### The task
The records that follow must be reproduced in full, exactly as written.

################

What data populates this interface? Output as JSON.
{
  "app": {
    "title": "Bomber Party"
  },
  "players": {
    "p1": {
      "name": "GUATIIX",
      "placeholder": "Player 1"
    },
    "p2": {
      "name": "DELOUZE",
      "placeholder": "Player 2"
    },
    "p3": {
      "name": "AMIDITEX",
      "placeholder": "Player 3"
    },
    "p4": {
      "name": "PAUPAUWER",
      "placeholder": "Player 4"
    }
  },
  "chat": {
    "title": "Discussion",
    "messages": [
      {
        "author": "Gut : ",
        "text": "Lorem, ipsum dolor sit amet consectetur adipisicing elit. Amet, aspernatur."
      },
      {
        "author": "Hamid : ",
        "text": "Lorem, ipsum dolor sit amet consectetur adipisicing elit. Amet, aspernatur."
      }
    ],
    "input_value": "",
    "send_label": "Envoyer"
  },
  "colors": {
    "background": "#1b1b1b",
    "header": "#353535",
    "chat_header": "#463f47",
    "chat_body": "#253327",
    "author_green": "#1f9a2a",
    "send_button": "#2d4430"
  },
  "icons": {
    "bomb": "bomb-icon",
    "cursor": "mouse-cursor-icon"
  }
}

################

### Final result
What data populates this interface? Output as JSON.
{
  "app": {
    "title": "Bomber Party"
  },
  "players": {
    "p1": {
      "name": "GUATIIX",
      "placeholder": "Player 1"
    },
    "p2": {
      "name": "DELOUZE",
      "placeholder": "Player 2"
    },
    "p3": {
      "name": "AMIDITEX",
      "placeholder": "Player 3"
    },
    "p4": {
      "name": "PAUPAUWER",
      "placeholder": "Player 4"
    }
  },
  "chat": {
    "title": "Discussion",
    "messages": [
      {
        "author": "Gut : ",
        "text": "Lorem, ipsum dolor sit amet consectetur adipisicing elit. Amet, aspernatur."
      },
      {
        "author": "Hamid : ",
        "text": "Lorem, ipsum dolor sit amet consectetur adipisicing elit. Amet, aspernatur."
      }
    ],
    "input_value": "",
    "send_label": "Envoyer"
  },
  "colors": {
    "background": "#1b1b1b",
    "header": "#353535",
    "chat_header": "#463f47",
    "chat_body": "#253327",
    "author_green": "#1f9a2a",
    "send_button": "#2d4430"
  },
  "icons": {
    "bomb": "bomb-icon",
    "cursor": "mouse-cursor-icon"
  }
}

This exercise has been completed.